**Set problem:**
Repeat the material below exactly, with no pictures.
----- Extracted material -----
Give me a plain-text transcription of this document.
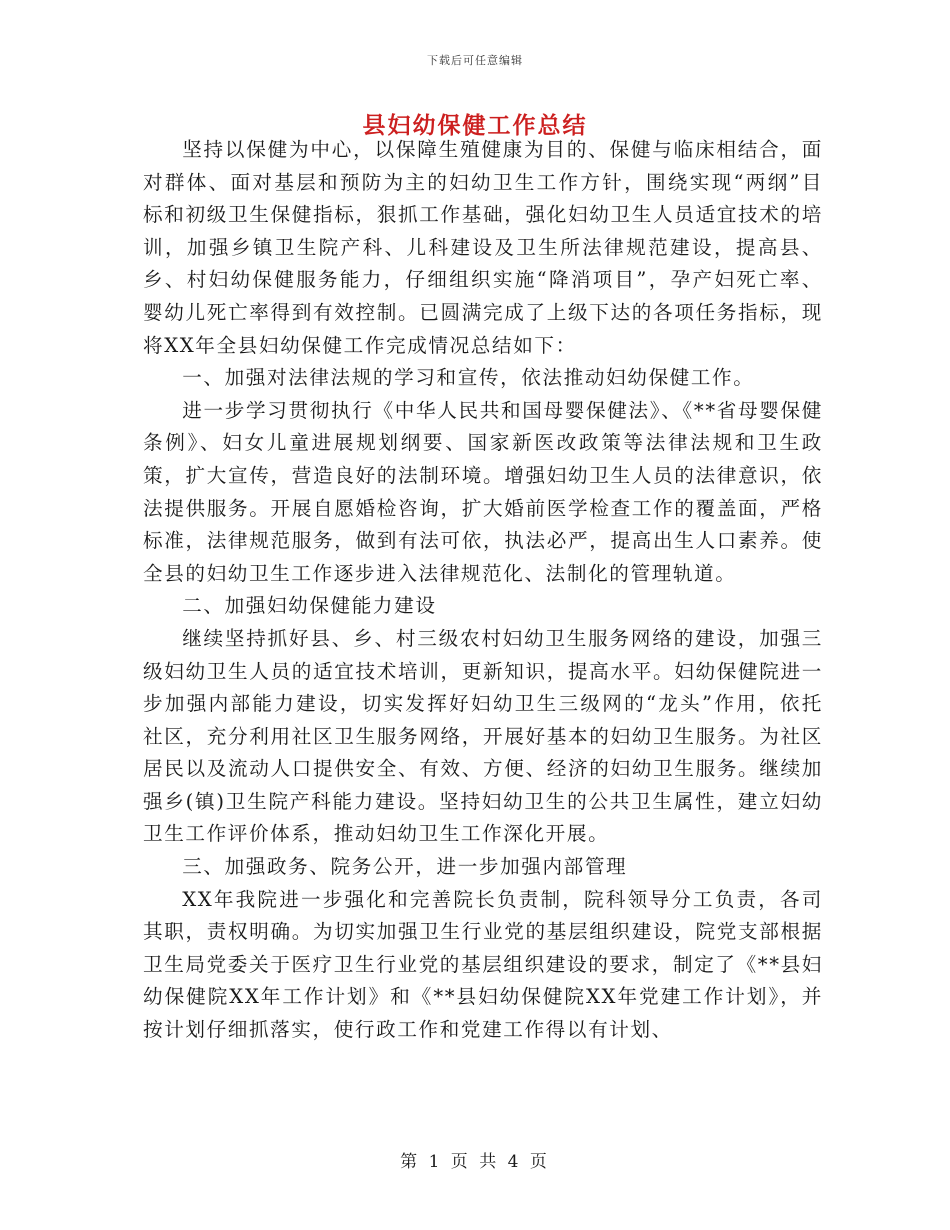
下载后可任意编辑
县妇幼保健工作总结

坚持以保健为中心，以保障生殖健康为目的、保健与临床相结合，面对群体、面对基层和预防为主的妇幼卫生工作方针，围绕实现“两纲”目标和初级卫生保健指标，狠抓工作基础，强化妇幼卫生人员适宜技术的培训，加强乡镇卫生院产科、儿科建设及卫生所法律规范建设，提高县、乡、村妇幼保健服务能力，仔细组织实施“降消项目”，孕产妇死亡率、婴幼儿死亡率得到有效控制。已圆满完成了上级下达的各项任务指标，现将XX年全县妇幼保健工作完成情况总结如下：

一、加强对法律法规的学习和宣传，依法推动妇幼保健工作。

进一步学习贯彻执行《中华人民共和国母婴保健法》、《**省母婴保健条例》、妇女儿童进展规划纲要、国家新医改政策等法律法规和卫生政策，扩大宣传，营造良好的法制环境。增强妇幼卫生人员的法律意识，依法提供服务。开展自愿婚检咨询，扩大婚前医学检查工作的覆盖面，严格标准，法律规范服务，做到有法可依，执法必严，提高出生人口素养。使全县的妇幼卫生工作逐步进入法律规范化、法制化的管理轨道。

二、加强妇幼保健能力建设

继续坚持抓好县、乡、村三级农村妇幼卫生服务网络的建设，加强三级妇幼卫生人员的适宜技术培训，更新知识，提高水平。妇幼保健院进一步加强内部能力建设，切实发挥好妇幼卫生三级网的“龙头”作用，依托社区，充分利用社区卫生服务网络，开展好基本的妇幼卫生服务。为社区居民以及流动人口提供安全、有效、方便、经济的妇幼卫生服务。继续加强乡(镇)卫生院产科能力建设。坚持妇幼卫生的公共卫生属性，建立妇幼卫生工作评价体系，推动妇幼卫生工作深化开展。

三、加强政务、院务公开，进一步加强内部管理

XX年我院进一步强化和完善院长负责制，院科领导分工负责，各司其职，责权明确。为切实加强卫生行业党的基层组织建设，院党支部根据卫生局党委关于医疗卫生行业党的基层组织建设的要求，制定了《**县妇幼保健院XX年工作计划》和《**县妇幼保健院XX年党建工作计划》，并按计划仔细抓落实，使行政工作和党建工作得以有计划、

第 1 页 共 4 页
-----
**Exercise response:**
Give me a plain-text transcription of this document.
下载后可任意编辑
县妇幼保健工作总结

坚持以保健为中心，以保障生殖健康为目的、保健与临床相结合，面对群体、面对基层和预防为主的妇幼卫生工作方针，围绕实现“两纲”目标和初级卫生保健指标，狠抓工作基础，强化妇幼卫生人员适宜技术的培训，加强乡镇卫生院产科、儿科建设及卫生所法律规范建设，提高县、乡、村妇幼保健服务能力，仔细组织实施“降消项目”，孕产妇死亡率、婴幼儿死亡率得到有效控制。已圆满完成了上级下达的各项任务指标，现将XX年全县妇幼保健工作完成情况总结如下：

一、加强对法律法规的学习和宣传，依法推动妇幼保健工作。

进一步学习贯彻执行《中华人民共和国母婴保健法》、《**省母婴保健条例》、妇女儿童进展规划纲要、国家新医改政策等法律法规和卫生政策，扩大宣传，营造良好的法制环境。增强妇幼卫生人员的法律意识，依法提供服务。开展自愿婚检咨询，扩大婚前医学检查工作的覆盖面，严格标准，法律规范服务，做到有法可依，执法必严，提高出生人口素养。使全县的妇幼卫生工作逐步进入法律规范化、法制化的管理轨道。

二、加强妇幼保健能力建设

继续坚持抓好县、乡、村三级农村妇幼卫生服务网络的建设，加强三级妇幼卫生人员的适宜技术培训，更新知识，提高水平。妇幼保健院进一步加强内部能力建设，切实发挥好妇幼卫生三级网的“龙头”作用，依托社区，充分利用社区卫生服务网络，开展好基本的妇幼卫生服务。为社区居民以及流动人口提供安全、有效、方便、经济的妇幼卫生服务。继续加强乡(镇)卫生院产科能力建设。坚持妇幼卫生的公共卫生属性，建立妇幼卫生工作评价体系，推动妇幼卫生工作深化开展。

三、加强政务、院务公开，进一步加强内部管理

XX年我院进一步强化和完善院长负责制，院科领导分工负责，各司其职，责权明确。为切实加强卫生行业党的基层组织建设，院党支部根据卫生局党委关于医疗卫生行业党的基层组织建设的要求，制定了《**县妇幼保健院XX年工作计划》和《**县妇幼保健院XX年党建工作计划》，并按计划仔细抓落实，使行政工作和党建工作得以有计划、

第 1 页 共 4 页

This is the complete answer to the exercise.